---------- Data for this exercise ----------

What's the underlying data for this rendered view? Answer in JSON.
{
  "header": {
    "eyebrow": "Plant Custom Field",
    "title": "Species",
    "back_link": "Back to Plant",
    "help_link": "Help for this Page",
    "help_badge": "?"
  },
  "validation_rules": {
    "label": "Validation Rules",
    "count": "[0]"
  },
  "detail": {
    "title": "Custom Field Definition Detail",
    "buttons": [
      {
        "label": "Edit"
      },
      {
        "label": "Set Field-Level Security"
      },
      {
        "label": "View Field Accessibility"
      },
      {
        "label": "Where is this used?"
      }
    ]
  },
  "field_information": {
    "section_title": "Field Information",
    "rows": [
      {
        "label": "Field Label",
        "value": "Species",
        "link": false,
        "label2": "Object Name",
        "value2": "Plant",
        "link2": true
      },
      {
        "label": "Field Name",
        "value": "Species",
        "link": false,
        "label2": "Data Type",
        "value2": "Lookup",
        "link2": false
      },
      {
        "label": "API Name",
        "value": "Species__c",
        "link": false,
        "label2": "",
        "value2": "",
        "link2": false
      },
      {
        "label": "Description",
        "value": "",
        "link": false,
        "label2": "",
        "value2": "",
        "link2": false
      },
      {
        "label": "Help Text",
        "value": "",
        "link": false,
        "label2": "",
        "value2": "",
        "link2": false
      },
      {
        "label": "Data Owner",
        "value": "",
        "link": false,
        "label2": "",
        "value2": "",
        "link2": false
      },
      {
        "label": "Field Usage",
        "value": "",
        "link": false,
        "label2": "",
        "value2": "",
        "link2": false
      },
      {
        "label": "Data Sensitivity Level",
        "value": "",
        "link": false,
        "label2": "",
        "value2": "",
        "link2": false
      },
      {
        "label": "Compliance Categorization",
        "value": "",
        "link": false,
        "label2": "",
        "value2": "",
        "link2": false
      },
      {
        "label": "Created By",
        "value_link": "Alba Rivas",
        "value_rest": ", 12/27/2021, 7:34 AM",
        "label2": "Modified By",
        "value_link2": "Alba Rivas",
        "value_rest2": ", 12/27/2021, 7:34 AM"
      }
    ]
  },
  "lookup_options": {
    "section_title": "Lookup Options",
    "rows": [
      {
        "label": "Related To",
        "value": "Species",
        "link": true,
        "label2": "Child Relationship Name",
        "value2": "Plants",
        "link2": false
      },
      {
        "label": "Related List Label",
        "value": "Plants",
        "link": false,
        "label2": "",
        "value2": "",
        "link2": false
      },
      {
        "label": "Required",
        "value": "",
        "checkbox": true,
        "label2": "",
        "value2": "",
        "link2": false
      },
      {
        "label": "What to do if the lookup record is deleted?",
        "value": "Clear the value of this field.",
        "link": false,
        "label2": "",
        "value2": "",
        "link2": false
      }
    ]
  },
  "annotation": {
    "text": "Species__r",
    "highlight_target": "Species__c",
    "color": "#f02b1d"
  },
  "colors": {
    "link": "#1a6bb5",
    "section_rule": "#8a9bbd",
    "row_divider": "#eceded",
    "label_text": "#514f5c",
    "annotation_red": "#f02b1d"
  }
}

----------

Pull out every line of the entries that includes the word "Name".

        "label2": "Object Name",
        "label": "Field Name",
        "label": "API Name",
        "label2": "Child Relationship Name",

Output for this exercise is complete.